__Set task A__
Answer these questions using the LED forum thread below, one answer per line.
(i) What forward voltage is listed for the blue LED?
(ii) What resistance does the Ohm's law calculation give for the 3.2V LED at 20mA?
(iii) If an LED drops 2 volts and things are powered with 5v, how many volts will the circuit behave as if it has?

__Given passage__
-------

Simple question about LEDs

Hi folks,

Pretty basic electronics question.
I am attaching three LED's to my Arduino Mini, a Red (2.1v,) Blue (3.2v), and Green (3.0v).

Based on my reading into electronics, I built three simple voltage divider circuits, that reduce the voltage to the correct level for each LED from the Mini's 5v, and the amp's down to the required 20mA, so that is two resistors per LED.

Equivalent circuits I have seen googling around, are just using a single resistor - presumably only to reduce amps down to 20mA. I was always told that having the voltage right, was one of the most important tenants of eletronics.

So I feel I am missing something, do I need the voltage divider?
If I don't, why not?

Ray K

You do not need a voltage divider. The voltages you listed, Vf for each LED, are the voltage 'drop' you will see across each LED when sufficient current is flowing to turn them on.
Every circuit makes a loop from 5V to Gnd.
For an arduino, it is 5V pin, thru output transistor, thru the LED, thru the resistor, to Gnd.
If the LED will have a 3.2V drop, and you assume the transistor has next to none, then the balance of the drop, 5V - 3.2V = 1.8V, will be across the resistor.
Now you can use Ohms Law and determine a resistor value to use to achieve a desire current.
Volts = Current x Resistance. Rearrange as Volts/Current = Resistance
(5V - 3.2V)/.02A (20mA) = Resistance to use = 90 ohm. So start with 100 or 150 ohm and see if that is bright enough. Bigger value resistor won't hurt, smaller value resistor runs the risk of damaging the Arduino's output transistor if the current starts approaching 40mA.

You are correct in your method that each LED will need its own value, although it is not a voltage divider, as per CrossRoads' explanation. Each resistor needs to be different because for the same current you will need to have a different voltage drop.

However, the same current does not mean the same brightness. In a single RGB LED you may need to experiment a bit to make sure that one color does not swamp the others out and make the RGB mix look wrong.

All of this post is just an attempt to help people getting started. Nothing profound. No questions.

Ohms' law works... except when it doesn't... and LEDs break Ohms' law!

Rare, but it happens. Happens inside transistors, too, where I still don't understand it all! But I understand LEDs!...

Think about them like this...

REGARDLESS of the current flowing through them the voltage will "drop" by a fixed amount. (Well... until the current gets higher than the LED can take, then it will go "poof", and REALLY start ignoring Ohms' law.)

The rest of the circuit WILL obey Ohm's law. So if you have an LED that causes a voltage drop of 2 volts, and you are powering things with 5v, it will behave as if you have 3 volts! Do your I=V/R with 3 volts and the value of the resistor you are using, and you'll know the current that will flow. (Don't factor in anything for the "resistance" in the LED. That's taken care of by what you've "left out" of the voltage moving the electrons.)

Strange but true! I haven't explained that very well, but I know when I first met "non-Ohmic devices" they really threw me, until I finally understood what "non-Ohmic" meant.

===
PS... someone kindly sent a PM disputing my "LEDs break Ohms' law..." And you what they say... if one person comments, 10 people had the same thought.

a) I was speaking in jest... always dangerous with expressionless email, etc.

-------

__Supplied data__
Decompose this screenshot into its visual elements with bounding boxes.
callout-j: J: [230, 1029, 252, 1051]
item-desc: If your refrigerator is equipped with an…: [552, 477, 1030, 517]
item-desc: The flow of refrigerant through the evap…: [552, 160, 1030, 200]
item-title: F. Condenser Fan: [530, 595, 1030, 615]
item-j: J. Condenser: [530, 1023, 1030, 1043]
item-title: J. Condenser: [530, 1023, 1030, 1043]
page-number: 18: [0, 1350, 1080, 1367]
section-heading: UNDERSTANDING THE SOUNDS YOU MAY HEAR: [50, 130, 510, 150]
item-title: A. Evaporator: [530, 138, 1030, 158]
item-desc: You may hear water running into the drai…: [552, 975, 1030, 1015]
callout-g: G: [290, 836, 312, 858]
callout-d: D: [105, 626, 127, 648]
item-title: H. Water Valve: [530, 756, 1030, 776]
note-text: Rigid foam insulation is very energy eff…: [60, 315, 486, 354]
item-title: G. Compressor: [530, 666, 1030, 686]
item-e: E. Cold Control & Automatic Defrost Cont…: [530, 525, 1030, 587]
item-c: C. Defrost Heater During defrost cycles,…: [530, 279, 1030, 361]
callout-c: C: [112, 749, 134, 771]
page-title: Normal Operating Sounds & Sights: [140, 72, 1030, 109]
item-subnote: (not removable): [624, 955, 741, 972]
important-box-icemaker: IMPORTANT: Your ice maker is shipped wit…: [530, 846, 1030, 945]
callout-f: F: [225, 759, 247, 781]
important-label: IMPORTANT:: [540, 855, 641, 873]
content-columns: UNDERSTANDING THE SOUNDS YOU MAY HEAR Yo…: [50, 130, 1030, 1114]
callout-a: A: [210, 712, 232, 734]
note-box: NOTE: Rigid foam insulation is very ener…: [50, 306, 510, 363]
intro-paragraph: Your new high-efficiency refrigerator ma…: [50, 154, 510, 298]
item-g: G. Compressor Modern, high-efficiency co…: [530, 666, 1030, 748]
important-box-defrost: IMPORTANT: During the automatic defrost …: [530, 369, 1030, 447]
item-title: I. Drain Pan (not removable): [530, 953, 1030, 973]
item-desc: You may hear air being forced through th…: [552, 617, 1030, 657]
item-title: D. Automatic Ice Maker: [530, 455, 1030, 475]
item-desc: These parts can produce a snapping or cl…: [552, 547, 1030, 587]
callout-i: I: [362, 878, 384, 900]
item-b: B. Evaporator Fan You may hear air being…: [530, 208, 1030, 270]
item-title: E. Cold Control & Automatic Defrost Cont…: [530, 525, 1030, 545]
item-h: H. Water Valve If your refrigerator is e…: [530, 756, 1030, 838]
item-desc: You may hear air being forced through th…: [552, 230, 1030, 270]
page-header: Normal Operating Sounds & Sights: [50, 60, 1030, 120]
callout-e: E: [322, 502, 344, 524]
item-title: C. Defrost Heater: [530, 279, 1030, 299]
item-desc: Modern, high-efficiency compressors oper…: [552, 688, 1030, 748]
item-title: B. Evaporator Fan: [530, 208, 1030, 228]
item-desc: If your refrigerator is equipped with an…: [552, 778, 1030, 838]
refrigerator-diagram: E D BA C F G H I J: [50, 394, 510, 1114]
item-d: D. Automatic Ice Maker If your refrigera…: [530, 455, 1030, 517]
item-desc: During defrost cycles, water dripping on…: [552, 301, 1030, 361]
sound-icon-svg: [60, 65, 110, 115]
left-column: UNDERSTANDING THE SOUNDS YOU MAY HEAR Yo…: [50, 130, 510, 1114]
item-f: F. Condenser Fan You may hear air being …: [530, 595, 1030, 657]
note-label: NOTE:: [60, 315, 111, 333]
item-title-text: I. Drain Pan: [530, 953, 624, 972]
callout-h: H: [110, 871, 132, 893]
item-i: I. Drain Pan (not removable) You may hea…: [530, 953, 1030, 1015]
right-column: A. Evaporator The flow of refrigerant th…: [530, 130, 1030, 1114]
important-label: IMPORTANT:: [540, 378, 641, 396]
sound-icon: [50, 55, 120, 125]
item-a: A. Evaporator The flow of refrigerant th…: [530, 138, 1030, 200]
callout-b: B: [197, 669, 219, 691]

-------

__Set task B__
Reproduce word for word the stretch of the records from their first line through the line that contains "section-heading: UNDERSTANDING THE".

__Result A__
(i) 3.2v
(ii) 90 ohm
(iii) 3 volts

__Result B__
Decompose this screenshot into its visual elements with bounding boxes.
callout-j: J: [230, 1029, 252, 1051]
item-desc: If your refrigerator is equipped with an…: [552, 477, 1030, 517]
item-desc: The flow of refrigerant through the evap…: [552, 160, 1030, 200]
item-title: F. Condenser Fan: [530, 595, 1030, 615]
item-j: J. Condenser: [530, 1023, 1030, 1043]
item-title: J. Condenser: [530, 1023, 1030, 1043]
page-number: 18: [0, 1350, 1080, 1367]
section-heading: UNDERSTANDING THE SOUNDS YOU MAY HEAR: [50, 130, 510, 150]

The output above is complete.